> [GIVEN REQUEST]
Copy all of the material exactly. Pictures are not to appear in the copy.

> [RECORDS PROVIDED]
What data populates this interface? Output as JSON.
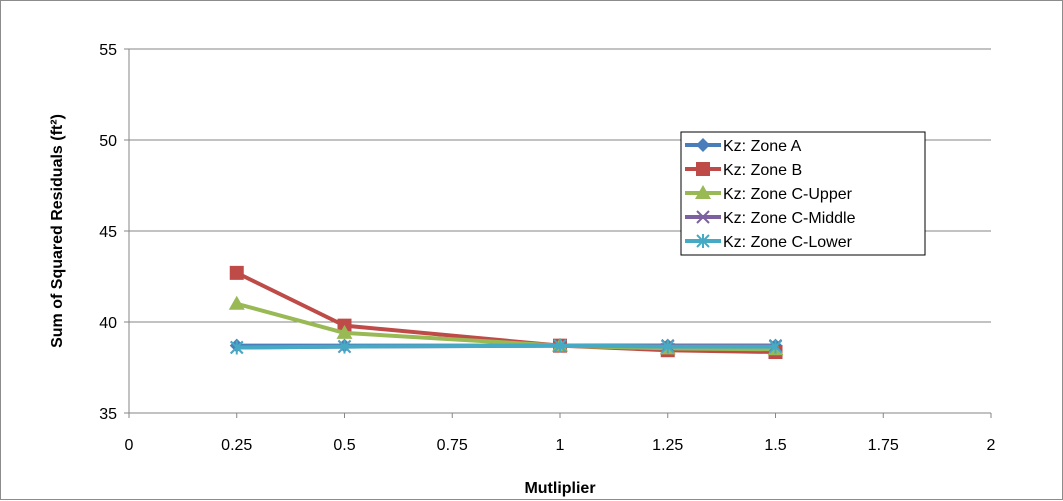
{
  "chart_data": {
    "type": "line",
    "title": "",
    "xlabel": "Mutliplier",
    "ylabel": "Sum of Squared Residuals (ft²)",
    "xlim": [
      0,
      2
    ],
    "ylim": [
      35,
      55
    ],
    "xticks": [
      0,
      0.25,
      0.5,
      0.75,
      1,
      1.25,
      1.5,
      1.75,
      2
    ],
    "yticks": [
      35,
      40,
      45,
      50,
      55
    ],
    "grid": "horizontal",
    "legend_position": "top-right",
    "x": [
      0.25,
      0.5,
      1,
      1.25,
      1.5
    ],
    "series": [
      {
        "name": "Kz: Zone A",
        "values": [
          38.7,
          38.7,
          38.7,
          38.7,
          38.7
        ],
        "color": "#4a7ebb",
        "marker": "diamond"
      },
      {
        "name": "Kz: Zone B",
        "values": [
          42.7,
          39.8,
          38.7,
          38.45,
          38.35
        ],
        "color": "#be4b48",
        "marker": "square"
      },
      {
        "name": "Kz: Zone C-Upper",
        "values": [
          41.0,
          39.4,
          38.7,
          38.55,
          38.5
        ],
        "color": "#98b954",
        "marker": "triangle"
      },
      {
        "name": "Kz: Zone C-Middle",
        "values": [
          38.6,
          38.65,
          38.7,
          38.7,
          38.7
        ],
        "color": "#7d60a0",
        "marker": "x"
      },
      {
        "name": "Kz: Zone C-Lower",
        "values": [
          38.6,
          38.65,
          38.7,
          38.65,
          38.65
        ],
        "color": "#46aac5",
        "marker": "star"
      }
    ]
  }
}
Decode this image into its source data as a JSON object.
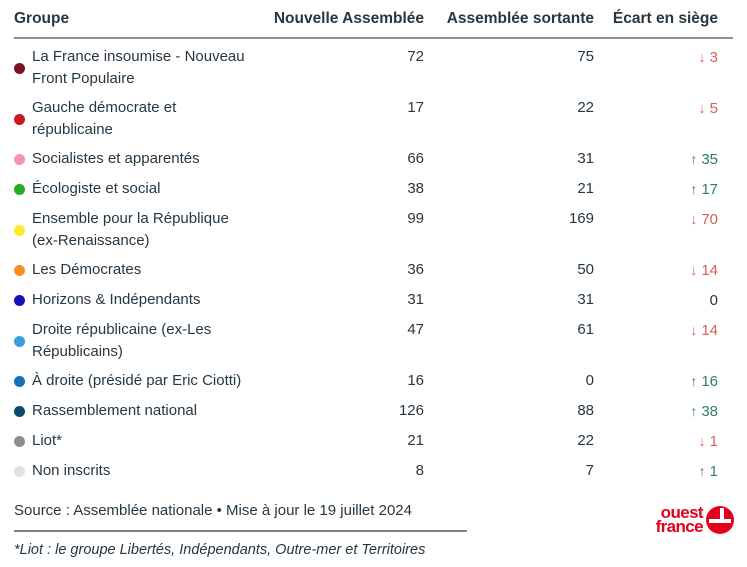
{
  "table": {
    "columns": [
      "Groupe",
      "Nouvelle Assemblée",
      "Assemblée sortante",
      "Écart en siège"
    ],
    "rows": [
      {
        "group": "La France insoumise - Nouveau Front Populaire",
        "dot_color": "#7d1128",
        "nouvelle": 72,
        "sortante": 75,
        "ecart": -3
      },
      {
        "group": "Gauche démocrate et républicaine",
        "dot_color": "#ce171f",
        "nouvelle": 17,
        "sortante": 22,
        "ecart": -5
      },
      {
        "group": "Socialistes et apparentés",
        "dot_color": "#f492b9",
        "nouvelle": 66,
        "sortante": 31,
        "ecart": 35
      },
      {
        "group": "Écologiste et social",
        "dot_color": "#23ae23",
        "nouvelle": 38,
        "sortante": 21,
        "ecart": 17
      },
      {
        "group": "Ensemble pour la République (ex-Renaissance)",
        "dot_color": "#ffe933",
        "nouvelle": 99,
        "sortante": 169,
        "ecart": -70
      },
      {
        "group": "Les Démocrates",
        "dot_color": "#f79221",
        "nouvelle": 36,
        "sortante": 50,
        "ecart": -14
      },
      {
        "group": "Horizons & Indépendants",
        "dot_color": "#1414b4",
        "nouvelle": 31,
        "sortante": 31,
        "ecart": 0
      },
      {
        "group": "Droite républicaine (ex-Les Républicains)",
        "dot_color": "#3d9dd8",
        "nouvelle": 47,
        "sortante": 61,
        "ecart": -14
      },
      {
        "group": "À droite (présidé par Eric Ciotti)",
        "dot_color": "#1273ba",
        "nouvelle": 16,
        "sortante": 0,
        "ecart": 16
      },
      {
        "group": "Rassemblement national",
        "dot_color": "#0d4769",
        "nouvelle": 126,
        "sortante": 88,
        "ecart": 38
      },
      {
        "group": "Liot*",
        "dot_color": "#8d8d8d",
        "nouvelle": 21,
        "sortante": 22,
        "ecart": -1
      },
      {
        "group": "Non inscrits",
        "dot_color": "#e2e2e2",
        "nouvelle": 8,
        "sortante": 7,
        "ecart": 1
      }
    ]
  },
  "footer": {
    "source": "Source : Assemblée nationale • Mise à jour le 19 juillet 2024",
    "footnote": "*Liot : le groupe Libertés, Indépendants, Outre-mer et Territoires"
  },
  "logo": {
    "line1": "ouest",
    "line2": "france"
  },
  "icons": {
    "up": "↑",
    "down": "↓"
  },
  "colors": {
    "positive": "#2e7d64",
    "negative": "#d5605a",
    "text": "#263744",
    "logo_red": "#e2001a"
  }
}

> [FULL ANSWER]
What data populates this interface? Output as JSON.
{
  "chart_data": {
    "type": "line",
    "title": "",
    "xlabel": "Mutliplier",
    "ylabel": "Sum of Squared Residuals (ft²)",
    "xlim": [
      0,
      2
    ],
    "ylim": [
      35,
      55
    ],
    "xticks": [
      0,
      0.25,
      0.5,
      0.75,
      1,
      1.25,
      1.5,
      1.75,
      2
    ],
    "yticks": [
      35,
      40,
      45,
      50,
      55
    ],
    "grid": "horizontal",
    "legend_position": "top-right",
    "x": [
      0.25,
      0.5,
      1,
      1.25,
      1.5
    ],
    "series": [
      {
        "name": "Kz: Zone A",
        "values": [
          38.7,
          38.7,
          38.7,
          38.7,
          38.7
        ],
        "color": "#4a7ebb",
        "marker": "diamond"
      },
      {
        "name": "Kz: Zone B",
        "values": [
          42.7,
          39.8,
          38.7,
          38.45,
          38.35
        ],
        "color": "#be4b48",
        "marker": "square"
      },
      {
        "name": "Kz: Zone C-Upper",
        "values": [
          41.0,
          39.4,
          38.7,
          38.55,
          38.5
        ],
        "color": "#98b954",
        "marker": "triangle"
      },
      {
        "name": "Kz: Zone C-Middle",
        "values": [
          38.6,
          38.65,
          38.7,
          38.7,
          38.7
        ],
        "color": "#7d60a0",
        "marker": "x"
      },
      {
        "name": "Kz: Zone C-Lower",
        "values": [
          38.6,
          38.65,
          38.7,
          38.65,
          38.65
        ],
        "color": "#46aac5",
        "marker": "star"
      }
    ]
  }
}
Decode this image into its source data as a JSON object.
{
  "table": {
    "columns": [
      "Groupe",
      "Nouvelle Assemblée",
      "Assemblée sortante",
      "Écart en siège"
    ],
    "rows": [
      {
        "group": "La France insoumise - Nouveau Front Populaire",
        "dot_color": "#7d1128",
        "nouvelle": 72,
        "sortante": 75,
        "ecart": -3
      },
      {
        "group": "Gauche démocrate et républicaine",
        "dot_color": "#ce171f",
        "nouvelle": 17,
        "sortante": 22,
        "ecart": -5
      },
      {
        "group": "Socialistes et apparentés",
        "dot_color": "#f492b9",
        "nouvelle": 66,
        "sortante": 31,
        "ecart": 35
      },
      {
        "group": "Écologiste et social",
        "dot_color": "#23ae23",
        "nouvelle": 38,
        "sortante": 21,
        "ecart": 17
      },
      {
        "group": "Ensemble pour la République (ex-Renaissance)",
        "dot_color": "#ffe933",
        "nouvelle": 99,
        "sortante": 169,
        "ecart": -70
      },
      {
        "group": "Les Démocrates",
        "dot_color": "#f79221",
        "nouvelle": 36,
        "sortante": 50,
        "ecart": -14
      },
      {
        "group": "Horizons & Indépendants",
        "dot_color": "#1414b4",
        "nouvelle": 31,
        "sortante": 31,
        "ecart": 0
      },
      {
        "group": "Droite républicaine (ex-Les Républicains)",
        "dot_color": "#3d9dd8",
        "nouvelle": 47,
        "sortante": 61,
        "ecart": -14
      },
      {
        "group": "À droite (présidé par Eric Ciotti)",
        "dot_color": "#1273ba",
        "nouvelle": 16,
        "sortante": 0,
        "ecart": 16
      },
      {
        "group": "Rassemblement national",
        "dot_color": "#0d4769",
        "nouvelle": 126,
        "sortante": 88,
        "ecart": 38
      },
      {
        "group": "Liot*",
        "dot_color": "#8d8d8d",
        "nouvelle": 21,
        "sortante": 22,
        "ecart": -1
      },
      {
        "group": "Non inscrits",
        "dot_color": "#e2e2e2",
        "nouvelle": 8,
        "sortante": 7,
        "ecart": 1
      }
    ]
  },
  "footer": {
    "source": "Source : Assemblée nationale • Mise à jour le 19 juillet 2024",
    "footnote": "*Liot : le groupe Libertés, Indépendants, Outre-mer et Territoires"
  },
  "logo": {
    "line1": "ouest",
    "line2": "france"
  },
  "icons": {
    "up": "↑",
    "down": "↓"
  },
  "colors": {
    "positive": "#2e7d64",
    "negative": "#d5605a",
    "text": "#263744",
    "logo_red": "#e2001a"
  }
}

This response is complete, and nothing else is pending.